*DATA ROWS*:

— begin —

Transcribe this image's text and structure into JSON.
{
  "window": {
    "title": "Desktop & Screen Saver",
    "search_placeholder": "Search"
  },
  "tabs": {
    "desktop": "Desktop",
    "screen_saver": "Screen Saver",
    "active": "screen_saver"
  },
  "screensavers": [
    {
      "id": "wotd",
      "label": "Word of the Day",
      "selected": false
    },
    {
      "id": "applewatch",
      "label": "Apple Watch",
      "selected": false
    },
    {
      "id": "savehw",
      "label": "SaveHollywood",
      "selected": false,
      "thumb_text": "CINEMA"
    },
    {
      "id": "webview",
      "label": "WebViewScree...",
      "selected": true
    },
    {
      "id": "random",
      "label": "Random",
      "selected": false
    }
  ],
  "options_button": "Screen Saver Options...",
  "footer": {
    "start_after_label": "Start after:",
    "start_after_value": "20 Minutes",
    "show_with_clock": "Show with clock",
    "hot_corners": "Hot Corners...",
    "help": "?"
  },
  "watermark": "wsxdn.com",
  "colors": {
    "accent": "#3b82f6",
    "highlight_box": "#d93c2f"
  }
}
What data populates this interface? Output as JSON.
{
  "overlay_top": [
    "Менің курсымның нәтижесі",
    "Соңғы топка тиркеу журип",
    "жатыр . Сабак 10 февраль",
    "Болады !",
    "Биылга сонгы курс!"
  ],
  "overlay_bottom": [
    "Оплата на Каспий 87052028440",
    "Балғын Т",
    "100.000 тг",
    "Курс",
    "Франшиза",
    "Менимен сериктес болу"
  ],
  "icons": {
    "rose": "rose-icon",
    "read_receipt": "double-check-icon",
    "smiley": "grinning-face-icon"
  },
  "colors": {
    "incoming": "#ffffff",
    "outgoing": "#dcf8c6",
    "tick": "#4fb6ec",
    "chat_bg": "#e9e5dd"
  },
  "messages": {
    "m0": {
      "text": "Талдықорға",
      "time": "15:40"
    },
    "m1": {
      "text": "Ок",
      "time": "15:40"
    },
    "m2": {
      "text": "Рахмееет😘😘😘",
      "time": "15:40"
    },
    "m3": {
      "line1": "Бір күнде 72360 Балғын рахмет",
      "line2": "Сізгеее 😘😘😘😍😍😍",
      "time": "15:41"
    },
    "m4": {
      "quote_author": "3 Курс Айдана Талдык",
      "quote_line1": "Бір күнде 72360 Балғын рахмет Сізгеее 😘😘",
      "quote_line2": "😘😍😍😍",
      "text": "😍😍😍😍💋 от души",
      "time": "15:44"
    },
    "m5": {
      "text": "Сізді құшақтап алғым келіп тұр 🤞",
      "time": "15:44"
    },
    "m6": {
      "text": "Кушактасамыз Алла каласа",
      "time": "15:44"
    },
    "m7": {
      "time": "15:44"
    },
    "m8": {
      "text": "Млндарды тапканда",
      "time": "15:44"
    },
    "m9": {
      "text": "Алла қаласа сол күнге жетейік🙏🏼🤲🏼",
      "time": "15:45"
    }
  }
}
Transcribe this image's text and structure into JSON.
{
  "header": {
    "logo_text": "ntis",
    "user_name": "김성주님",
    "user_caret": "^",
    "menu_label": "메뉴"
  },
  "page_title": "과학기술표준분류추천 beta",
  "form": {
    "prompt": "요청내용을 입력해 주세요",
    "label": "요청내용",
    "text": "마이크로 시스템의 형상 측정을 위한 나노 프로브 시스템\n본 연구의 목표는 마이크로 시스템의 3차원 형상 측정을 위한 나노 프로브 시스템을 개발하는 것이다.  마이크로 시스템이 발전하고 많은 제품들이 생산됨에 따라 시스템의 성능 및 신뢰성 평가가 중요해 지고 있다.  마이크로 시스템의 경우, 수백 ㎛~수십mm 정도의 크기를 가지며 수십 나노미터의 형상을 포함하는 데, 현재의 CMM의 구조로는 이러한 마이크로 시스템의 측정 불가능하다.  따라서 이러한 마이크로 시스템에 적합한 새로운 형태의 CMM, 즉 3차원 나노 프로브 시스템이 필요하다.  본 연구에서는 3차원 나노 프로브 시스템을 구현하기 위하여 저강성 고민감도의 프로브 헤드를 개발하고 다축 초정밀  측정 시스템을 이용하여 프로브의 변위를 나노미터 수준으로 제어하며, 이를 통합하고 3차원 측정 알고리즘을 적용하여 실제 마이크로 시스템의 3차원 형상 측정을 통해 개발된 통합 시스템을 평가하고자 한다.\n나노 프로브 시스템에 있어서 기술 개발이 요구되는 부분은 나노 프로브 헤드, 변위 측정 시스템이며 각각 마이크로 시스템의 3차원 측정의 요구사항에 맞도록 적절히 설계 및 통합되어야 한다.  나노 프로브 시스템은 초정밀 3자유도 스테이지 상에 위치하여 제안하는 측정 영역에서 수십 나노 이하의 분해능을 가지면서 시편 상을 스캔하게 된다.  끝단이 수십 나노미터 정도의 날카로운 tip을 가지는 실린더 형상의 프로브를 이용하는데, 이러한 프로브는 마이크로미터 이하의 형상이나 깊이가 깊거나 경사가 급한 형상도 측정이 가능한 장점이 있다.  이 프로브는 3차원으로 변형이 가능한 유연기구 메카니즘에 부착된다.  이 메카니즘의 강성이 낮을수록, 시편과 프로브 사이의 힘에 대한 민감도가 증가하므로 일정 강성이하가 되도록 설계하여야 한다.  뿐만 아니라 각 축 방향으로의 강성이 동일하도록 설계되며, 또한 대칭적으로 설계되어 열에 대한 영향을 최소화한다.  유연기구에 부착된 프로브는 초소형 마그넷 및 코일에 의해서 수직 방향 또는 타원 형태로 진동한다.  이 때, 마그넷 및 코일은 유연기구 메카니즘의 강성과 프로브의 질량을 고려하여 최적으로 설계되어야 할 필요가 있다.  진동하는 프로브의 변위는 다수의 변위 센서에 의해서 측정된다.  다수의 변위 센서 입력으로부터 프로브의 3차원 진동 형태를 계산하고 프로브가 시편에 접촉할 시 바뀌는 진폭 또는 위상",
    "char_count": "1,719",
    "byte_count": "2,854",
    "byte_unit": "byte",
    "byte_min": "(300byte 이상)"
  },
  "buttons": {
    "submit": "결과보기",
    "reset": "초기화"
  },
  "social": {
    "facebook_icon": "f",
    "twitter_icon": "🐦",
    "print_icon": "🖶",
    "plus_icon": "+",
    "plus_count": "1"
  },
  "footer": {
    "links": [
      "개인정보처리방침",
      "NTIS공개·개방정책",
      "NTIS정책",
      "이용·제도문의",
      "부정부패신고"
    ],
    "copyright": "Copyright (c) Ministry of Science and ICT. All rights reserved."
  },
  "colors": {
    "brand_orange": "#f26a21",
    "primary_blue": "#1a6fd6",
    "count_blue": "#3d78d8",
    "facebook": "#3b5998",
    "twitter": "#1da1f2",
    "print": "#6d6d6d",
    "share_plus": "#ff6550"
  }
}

— end —

*INSTRUCTIONS TO FOLLOW*:
All of the entries need to be reproduced exactly; please write them out.

*REPLY*:
Transcribe this image's text and structure into JSON.
{
  "window": {
    "title": "Desktop & Screen Saver",
    "search_placeholder": "Search"
  },
  "tabs": {
    "desktop": "Desktop",
    "screen_saver": "Screen Saver",
    "active": "screen_saver"
  },
  "screensavers": [
    {
      "id": "wotd",
      "label": "Word of the Day",
      "selected": false
    },
    {
      "id": "applewatch",
      "label": "Apple Watch",
      "selected": false
    },
    {
      "id": "savehw",
      "label": "SaveHollywood",
      "selected": false,
      "thumb_text": "CINEMA"
    },
    {
      "id": "webview",
      "label": "WebViewScree...",
      "selected": true
    },
    {
      "id": "random",
      "label": "Random",
      "selected": false
    }
  ],
  "options_button": "Screen Saver Options...",
  "footer": {
    "start_after_label": "Start after:",
    "start_after_value": "20 Minutes",
    "show_with_clock": "Show with clock",
    "hot_corners": "Hot Corners...",
    "help": "?"
  },
  "watermark": "wsxdn.com",
  "colors": {
    "accent": "#3b82f6",
    "highlight_box": "#d93c2f"
  }
}
What data populates this interface? Output as JSON.
{
  "overlay_top": [
    "Менің курсымның нәтижесі",
    "Соңғы топка тиркеу журип",
    "жатыр . Сабак 10 февраль",
    "Болады !",
    "Биылга сонгы курс!"
  ],
  "overlay_bottom": [
    "Оплата на Каспий 87052028440",
    "Балғын Т",
    "100.000 тг",
    "Курс",
    "Франшиза",
    "Менимен сериктес болу"
  ],
  "icons": {
    "rose": "rose-icon",
    "read_receipt": "double-check-icon",
    "smiley": "grinning-face-icon"
  },
  "colors": {
    "incoming": "#ffffff",
    "outgoing": "#dcf8c6",
    "tick": "#4fb6ec",
    "chat_bg": "#e9e5dd"
  },
  "messages": {
    "m0": {
      "text": "Талдықорға",
      "time": "15:40"
    },
    "m1": {
      "text": "Ок",
      "time": "15:40"
    },
    "m2": {
      "text": "Рахмееет😘😘😘",
      "time": "15:40"
    },
    "m3": {
      "line1": "Бір күнде 72360 Балғын рахмет",
      "line2": "Сізгеее 😘😘😘😍😍😍",
      "time": "15:41"
    },
    "m4": {
      "quote_author": "3 Курс Айдана Талдык",
      "quote_line1": "Бір күнде 72360 Балғын рахмет Сізгеее 😘😘",
      "quote_line2": "😘😍😍😍",
      "text": "😍😍😍😍💋 от души",
      "time": "15:44"
    },
    "m5": {
      "text": "Сізді құшақтап алғым келіп тұр 🤞",
      "time": "15:44"
    },
    "m6": {
      "text": "Кушактасамыз Алла каласа",
      "time": "15:44"
    },
    "m7": {
      "time": "15:44"
    },
    "m8": {
      "text": "Млндарды тапканда",
      "time": "15:44"
    },
    "m9": {
      "text": "Алла қаласа сол күнге жетейік🙏🏼🤲🏼",
      "time": "15:45"
    }
  }
}
Transcribe this image's text and structure into JSON.
{
  "header": {
    "logo_text": "ntis",
    "user_name": "김성주님",
    "user_caret": "^",
    "menu_label": "메뉴"
  },
  "page_title": "과학기술표준분류추천 beta",
  "form": {
    "prompt": "요청내용을 입력해 주세요",
    "label": "요청내용",
    "text": "마이크로 시스템의 형상 측정을 위한 나노 프로브 시스템\n본 연구의 목표는 마이크로 시스템의 3차원 형상 측정을 위한 나노 프로브 시스템을 개발하는 것이다.  마이크로 시스템이 발전하고 많은 제품들이 생산됨에 따라 시스템의 성능 및 신뢰성 평가가 중요해 지고 있다.  마이크로 시스템의 경우, 수백 ㎛~수십mm 정도의 크기를 가지며 수십 나노미터의 형상을 포함하는 데, 현재의 CMM의 구조로는 이러한 마이크로 시스템의 측정 불가능하다.  따라서 이러한 마이크로 시스템에 적합한 새로운 형태의 CMM, 즉 3차원 나노 프로브 시스템이 필요하다.  본 연구에서는 3차원 나노 프로브 시스템을 구현하기 위하여 저강성 고민감도의 프로브 헤드를 개발하고 다축 초정밀  측정 시스템을 이용하여 프로브의 변위를 나노미터 수준으로 제어하며, 이를 통합하고 3차원 측정 알고리즘을 적용하여 실제 마이크로 시스템의 3차원 형상 측정을 통해 개발된 통합 시스템을 평가하고자 한다.\n나노 프로브 시스템에 있어서 기술 개발이 요구되는 부분은 나노 프로브 헤드, 변위 측정 시스템이며 각각 마이크로 시스템의 3차원 측정의 요구사항에 맞도록 적절히 설계 및 통합되어야 한다.  나노 프로브 시스템은 초정밀 3자유도 스테이지 상에 위치하여 제안하는 측정 영역에서 수십 나노 이하의 분해능을 가지면서 시편 상을 스캔하게 된다.  끝단이 수십 나노미터 정도의 날카로운 tip을 가지는 실린더 형상의 프로브를 이용하는데, 이러한 프로브는 마이크로미터 이하의 형상이나 깊이가 깊거나 경사가 급한 형상도 측정이 가능한 장점이 있다.  이 프로브는 3차원으로 변형이 가능한 유연기구 메카니즘에 부착된다.  이 메카니즘의 강성이 낮을수록, 시편과 프로브 사이의 힘에 대한 민감도가 증가하므로 일정 강성이하가 되도록 설계하여야 한다.  뿐만 아니라 각 축 방향으로의 강성이 동일하도록 설계되며, 또한 대칭적으로 설계되어 열에 대한 영향을 최소화한다.  유연기구에 부착된 프로브는 초소형 마그넷 및 코일에 의해서 수직 방향 또는 타원 형태로 진동한다.  이 때, 마그넷 및 코일은 유연기구 메카니즘의 강성과 프로브의 질량을 고려하여 최적으로 설계되어야 할 필요가 있다.  진동하는 프로브의 변위는 다수의 변위 센서에 의해서 측정된다.  다수의 변위 센서 입력으로부터 프로브의 3차원 진동 형태를 계산하고 프로브가 시편에 접촉할 시 바뀌는 진폭 또는 위상",
    "char_count": "1,719",
    "byte_count": "2,854",
    "byte_unit": "byte",
    "byte_min": "(300byte 이상)"
  },
  "buttons": {
    "submit": "결과보기",
    "reset": "초기화"
  },
  "social": {
    "facebook_icon": "f",
    "twitter_icon": "🐦",
    "print_icon": "🖶",
    "plus_icon": "+",
    "plus_count": "1"
  },
  "footer": {
    "links": [
      "개인정보처리방침",
      "NTIS공개·개방정책",
      "NTIS정책",
      "이용·제도문의",
      "부정부패신고"
    ],
    "copyright": "Copyright (c) Ministry of Science and ICT. All rights reserved."
  },
  "colors": {
    "brand_orange": "#f26a21",
    "primary_blue": "#1a6fd6",
    "count_blue": "#3d78d8",
    "facebook": "#3b5998",
    "twitter": "#1da1f2",
    "print": "#6d6d6d",
    "share_plus": "#ff6550"
  }
}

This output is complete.